#### [DATASET EXTRACT]
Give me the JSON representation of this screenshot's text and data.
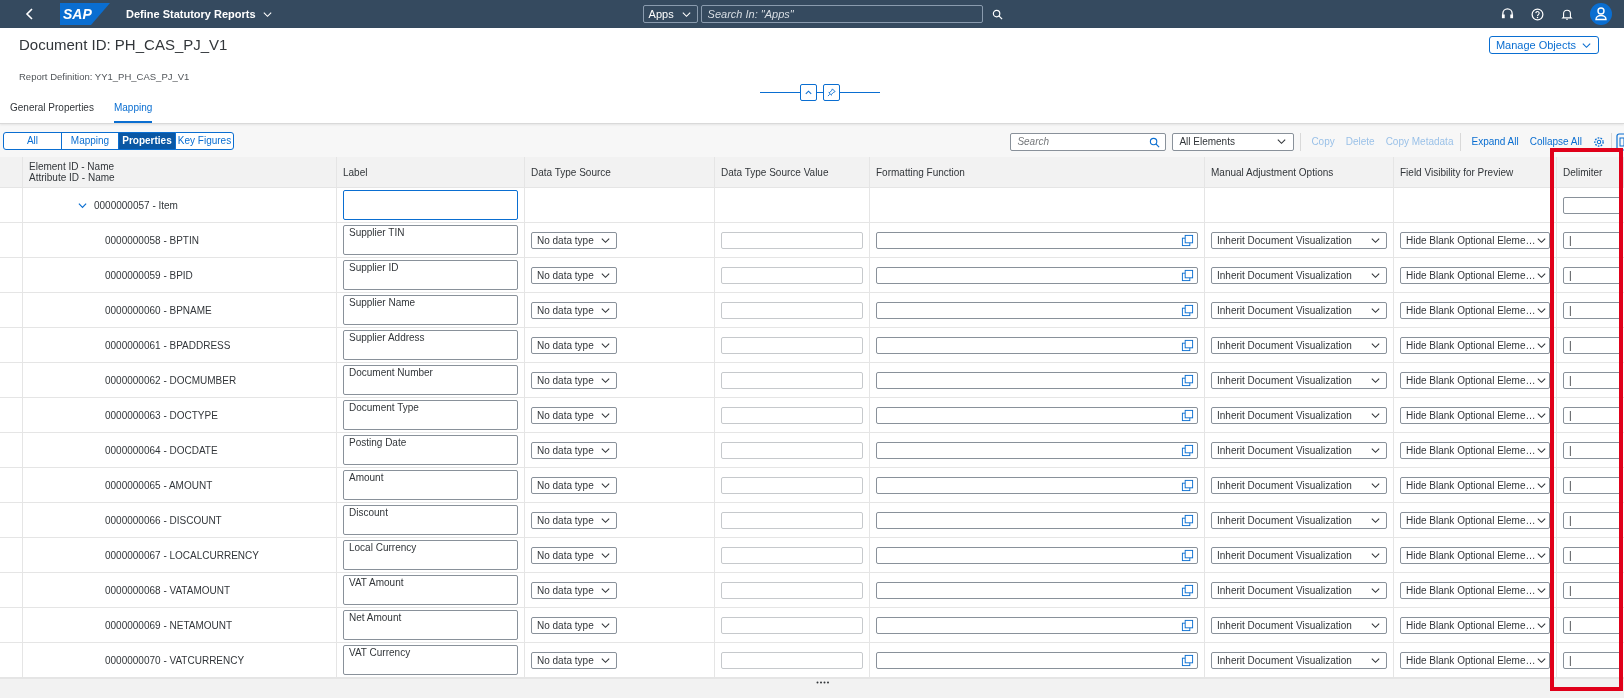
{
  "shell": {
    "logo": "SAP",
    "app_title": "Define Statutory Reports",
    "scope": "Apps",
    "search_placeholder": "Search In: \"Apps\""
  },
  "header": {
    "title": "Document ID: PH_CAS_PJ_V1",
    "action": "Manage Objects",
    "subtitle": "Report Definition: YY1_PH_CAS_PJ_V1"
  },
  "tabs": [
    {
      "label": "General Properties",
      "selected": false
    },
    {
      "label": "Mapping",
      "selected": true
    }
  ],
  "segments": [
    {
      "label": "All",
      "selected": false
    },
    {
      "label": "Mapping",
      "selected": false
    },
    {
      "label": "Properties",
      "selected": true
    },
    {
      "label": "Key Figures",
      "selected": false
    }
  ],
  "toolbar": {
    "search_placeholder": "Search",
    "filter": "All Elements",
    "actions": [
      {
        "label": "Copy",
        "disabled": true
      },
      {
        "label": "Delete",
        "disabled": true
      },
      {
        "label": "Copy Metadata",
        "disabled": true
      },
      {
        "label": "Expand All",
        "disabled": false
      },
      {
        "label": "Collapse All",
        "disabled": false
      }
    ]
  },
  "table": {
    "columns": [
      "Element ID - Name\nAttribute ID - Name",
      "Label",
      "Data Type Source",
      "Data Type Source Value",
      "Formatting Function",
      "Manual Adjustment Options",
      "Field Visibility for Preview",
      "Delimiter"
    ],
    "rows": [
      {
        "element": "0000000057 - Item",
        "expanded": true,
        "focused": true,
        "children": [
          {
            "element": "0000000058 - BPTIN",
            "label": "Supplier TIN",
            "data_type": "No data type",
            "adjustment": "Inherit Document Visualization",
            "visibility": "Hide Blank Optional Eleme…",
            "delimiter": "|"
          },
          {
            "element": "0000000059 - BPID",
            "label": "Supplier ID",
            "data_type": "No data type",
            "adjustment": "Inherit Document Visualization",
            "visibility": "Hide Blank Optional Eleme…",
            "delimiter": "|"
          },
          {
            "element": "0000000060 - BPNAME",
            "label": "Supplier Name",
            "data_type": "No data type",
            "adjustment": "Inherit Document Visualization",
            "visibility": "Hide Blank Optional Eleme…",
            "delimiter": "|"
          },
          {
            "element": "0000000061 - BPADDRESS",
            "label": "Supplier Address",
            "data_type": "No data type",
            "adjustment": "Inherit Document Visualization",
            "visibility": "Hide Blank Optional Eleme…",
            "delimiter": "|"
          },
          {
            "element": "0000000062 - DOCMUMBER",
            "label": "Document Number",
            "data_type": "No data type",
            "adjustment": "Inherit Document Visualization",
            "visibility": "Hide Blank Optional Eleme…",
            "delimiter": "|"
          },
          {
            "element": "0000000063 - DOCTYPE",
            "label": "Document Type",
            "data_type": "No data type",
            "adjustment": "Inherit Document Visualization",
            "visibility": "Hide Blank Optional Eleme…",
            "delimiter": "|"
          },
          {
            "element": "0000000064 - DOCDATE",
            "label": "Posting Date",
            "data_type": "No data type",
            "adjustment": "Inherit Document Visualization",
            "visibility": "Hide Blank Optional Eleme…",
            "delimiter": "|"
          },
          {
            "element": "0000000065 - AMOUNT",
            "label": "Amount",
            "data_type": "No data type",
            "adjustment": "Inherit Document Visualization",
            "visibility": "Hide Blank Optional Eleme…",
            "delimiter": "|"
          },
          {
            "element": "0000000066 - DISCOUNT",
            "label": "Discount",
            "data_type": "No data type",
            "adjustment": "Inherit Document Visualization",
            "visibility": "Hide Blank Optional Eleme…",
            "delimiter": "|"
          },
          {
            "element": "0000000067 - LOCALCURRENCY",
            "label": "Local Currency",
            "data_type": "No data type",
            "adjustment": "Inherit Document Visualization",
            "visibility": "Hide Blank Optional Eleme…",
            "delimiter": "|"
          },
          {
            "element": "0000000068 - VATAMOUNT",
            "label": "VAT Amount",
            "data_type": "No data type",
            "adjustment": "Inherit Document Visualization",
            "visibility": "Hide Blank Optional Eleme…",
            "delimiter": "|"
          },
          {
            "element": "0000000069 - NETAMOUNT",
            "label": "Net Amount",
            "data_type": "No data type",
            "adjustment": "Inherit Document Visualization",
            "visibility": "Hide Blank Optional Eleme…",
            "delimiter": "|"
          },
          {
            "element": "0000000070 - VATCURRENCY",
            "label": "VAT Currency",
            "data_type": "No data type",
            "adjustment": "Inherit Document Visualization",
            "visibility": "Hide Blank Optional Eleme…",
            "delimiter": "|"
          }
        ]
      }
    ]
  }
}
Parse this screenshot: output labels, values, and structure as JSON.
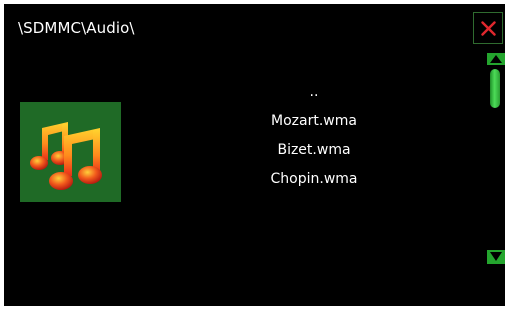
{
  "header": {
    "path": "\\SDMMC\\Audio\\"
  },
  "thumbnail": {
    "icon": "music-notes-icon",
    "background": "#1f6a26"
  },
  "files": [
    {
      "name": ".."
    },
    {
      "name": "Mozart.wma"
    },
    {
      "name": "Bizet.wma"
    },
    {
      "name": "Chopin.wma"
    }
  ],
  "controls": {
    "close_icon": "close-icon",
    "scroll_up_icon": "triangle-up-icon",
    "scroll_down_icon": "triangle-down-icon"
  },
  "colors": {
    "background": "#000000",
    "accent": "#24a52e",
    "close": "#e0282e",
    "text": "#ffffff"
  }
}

#### [REQUEST]
Scan the records above for the string "JSON", then select every line that holds it.

#### [EXERCISE SOLUTION]
Give me the JSON representation of this screenshot's text and data.
Parse this screenshot: output labels, values, and structure as JSON.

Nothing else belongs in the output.